• [Source text]
20. The nucleic acid template of claims 16-19 wherein the natural sequence is 5' of the synthetic sequence.

21. The nucleic acid template of claims 16-19 wherein the natural sequence is 3' of the synthetic sequence.

22. The nucleic acid template of claims 16-21 wherein the nucleic acid comprises DNA and the natural sequence comprises a genomic sequence.

23. A method for sequencing a nucleic acid comprising:

providing a substrate having an upper solution above the substrate and a lower solution below the substrate, the substrate comprising a nanopore connecting the upper solution and lower solution, the nanopore sized to pass a single stranded nucleic acid;

providing a voltage across the nanopore to produce a measurable current flow through the nanopore;

controlling the rate of translation of a single stranded portion of a template nucleic acid through the pore with a processive enzyme associated with the template nucleic acid;

measuring the current through the nanopore over time as it is translated through the nanopore; and

determining the sequence of a portion of the template nucleic acid as it translates through the pore using the measured current over time;

wherein the template nucleic acid comprises a strand comprising natural nucleic acid sequence and a synthetic nucleic acid sequence that is complementary to the natural nucleic acid sequence, whereby both the natural nucleic acid sequence and the synthetic nucleic acid sequences are translated through the pore.

• [Data for analysis]
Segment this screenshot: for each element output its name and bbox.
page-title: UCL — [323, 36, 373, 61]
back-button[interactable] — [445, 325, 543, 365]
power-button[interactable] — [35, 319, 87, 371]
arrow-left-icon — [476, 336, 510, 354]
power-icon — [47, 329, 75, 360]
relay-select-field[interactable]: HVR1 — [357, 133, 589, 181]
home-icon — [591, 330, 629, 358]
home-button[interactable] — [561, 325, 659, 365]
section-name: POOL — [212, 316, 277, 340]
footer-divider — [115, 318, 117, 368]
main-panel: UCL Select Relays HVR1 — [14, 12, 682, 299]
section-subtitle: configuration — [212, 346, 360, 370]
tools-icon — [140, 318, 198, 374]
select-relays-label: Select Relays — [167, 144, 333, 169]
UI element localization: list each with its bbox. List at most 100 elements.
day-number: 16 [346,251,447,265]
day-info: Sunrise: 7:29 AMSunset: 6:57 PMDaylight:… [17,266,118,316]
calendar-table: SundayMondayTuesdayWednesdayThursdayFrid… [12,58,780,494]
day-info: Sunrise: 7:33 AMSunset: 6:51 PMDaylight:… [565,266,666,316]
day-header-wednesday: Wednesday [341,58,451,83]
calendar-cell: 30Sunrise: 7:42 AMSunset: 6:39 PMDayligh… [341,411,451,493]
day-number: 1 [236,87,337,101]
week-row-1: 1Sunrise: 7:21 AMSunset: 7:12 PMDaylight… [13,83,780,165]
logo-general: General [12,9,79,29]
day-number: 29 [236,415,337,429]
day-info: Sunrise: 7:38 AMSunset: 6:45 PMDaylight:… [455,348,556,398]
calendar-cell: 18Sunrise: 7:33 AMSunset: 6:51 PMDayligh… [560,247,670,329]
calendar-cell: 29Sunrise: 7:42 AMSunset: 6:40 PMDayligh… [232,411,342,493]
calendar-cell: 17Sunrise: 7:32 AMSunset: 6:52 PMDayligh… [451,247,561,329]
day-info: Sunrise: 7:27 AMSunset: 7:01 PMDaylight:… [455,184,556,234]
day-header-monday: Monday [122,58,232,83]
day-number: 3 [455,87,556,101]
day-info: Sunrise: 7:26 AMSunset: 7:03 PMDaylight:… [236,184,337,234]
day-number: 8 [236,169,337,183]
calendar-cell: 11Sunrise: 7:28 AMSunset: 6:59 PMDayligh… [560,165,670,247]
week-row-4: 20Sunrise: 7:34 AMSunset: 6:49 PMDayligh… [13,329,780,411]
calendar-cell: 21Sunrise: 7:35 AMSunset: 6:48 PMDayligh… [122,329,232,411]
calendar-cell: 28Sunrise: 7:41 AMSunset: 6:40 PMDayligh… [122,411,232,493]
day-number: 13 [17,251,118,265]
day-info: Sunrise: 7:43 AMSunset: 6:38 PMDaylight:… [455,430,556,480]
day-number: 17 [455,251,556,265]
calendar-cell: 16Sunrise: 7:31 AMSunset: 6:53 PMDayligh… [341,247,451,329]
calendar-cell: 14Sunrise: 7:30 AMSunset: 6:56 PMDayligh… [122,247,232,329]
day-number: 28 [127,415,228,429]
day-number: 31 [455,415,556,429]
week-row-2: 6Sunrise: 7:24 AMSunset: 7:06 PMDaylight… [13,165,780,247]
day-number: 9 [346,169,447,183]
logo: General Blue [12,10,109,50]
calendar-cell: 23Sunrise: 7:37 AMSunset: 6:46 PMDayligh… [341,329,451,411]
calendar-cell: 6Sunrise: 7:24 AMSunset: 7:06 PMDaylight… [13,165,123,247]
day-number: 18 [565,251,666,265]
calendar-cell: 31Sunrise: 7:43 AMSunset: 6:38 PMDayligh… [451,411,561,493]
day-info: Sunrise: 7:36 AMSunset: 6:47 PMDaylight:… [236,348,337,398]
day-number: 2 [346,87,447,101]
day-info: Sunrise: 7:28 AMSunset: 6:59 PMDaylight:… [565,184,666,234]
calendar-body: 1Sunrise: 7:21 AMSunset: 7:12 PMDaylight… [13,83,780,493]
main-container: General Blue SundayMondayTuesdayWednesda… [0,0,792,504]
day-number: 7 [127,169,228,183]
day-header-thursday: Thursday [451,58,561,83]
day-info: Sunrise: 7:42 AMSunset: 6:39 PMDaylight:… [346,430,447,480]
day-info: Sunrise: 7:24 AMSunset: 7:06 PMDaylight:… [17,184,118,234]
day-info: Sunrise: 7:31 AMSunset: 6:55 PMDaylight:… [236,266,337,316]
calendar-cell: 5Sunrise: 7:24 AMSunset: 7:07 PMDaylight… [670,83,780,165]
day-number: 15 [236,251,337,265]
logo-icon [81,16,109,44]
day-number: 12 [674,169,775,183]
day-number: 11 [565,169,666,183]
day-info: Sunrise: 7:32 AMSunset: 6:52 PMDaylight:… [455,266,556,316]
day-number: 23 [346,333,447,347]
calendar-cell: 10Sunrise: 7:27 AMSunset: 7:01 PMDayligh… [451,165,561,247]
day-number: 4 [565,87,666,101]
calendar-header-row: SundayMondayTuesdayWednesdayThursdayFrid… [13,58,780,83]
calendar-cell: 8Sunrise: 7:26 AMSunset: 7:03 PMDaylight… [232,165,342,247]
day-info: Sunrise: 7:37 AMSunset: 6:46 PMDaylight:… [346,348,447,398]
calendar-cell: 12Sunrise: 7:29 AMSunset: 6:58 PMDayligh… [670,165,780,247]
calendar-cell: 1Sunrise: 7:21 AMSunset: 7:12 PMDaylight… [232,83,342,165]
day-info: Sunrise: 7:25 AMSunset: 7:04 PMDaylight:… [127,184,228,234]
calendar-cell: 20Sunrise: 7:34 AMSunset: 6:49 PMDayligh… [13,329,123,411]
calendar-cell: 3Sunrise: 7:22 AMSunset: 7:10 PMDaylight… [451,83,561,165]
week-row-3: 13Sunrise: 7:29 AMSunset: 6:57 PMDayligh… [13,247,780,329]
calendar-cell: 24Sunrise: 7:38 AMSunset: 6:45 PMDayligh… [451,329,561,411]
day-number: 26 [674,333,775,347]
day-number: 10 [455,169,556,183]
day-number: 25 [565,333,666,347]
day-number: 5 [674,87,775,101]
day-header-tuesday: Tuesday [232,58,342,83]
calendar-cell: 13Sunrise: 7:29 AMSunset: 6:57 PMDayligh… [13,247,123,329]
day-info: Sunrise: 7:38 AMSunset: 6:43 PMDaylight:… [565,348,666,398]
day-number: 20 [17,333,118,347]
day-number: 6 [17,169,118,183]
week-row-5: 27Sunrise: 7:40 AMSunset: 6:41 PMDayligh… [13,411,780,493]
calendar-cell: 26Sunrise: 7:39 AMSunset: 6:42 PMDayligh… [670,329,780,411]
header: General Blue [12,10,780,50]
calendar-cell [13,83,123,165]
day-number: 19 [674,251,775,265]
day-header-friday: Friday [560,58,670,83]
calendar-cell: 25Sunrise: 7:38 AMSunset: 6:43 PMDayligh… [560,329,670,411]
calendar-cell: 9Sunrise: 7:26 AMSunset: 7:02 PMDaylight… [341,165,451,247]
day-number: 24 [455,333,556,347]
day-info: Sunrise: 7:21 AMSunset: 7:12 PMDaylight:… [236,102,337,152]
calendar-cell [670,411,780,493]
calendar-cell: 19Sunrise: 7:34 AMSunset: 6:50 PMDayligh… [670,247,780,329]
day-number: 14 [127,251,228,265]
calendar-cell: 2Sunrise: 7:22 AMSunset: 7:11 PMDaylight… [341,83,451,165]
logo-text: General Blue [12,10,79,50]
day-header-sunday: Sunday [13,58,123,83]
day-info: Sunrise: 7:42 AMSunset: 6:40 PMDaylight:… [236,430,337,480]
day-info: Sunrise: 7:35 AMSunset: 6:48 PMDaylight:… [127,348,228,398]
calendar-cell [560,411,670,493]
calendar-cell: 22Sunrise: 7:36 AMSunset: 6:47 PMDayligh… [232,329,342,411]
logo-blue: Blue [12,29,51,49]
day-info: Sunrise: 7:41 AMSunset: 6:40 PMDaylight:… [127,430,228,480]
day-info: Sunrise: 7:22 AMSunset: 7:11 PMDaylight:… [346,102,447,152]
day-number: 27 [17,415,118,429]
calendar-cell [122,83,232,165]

• [Exercise A]
In the patent claims, list the steps of the sequencing method in claim 23, giving the first four words of each step.
• [Exercise B]
Quote the patent claims from "determining the sequence" to "through the pore.", inclusive.
The records are separate material and not part of the patent claims.

• [Solution A]
- providing a substrate having
- providing a voltage across
- controlling the rate of
- measuring the current through
- determining the sequence of

• [Solution B]
determining the sequence of a portion of the template nucleic acid as it translates through the pore using the measured current over time;

wherein the template nucleic acid comprises a strand comprising natural nucleic acid sequence and a synthetic nucleic acid sequence that is complementary to the natural nucleic acid sequence, whereby both the natural nucleic acid sequence and the synthetic nucleic acid sequences are translated through the pore.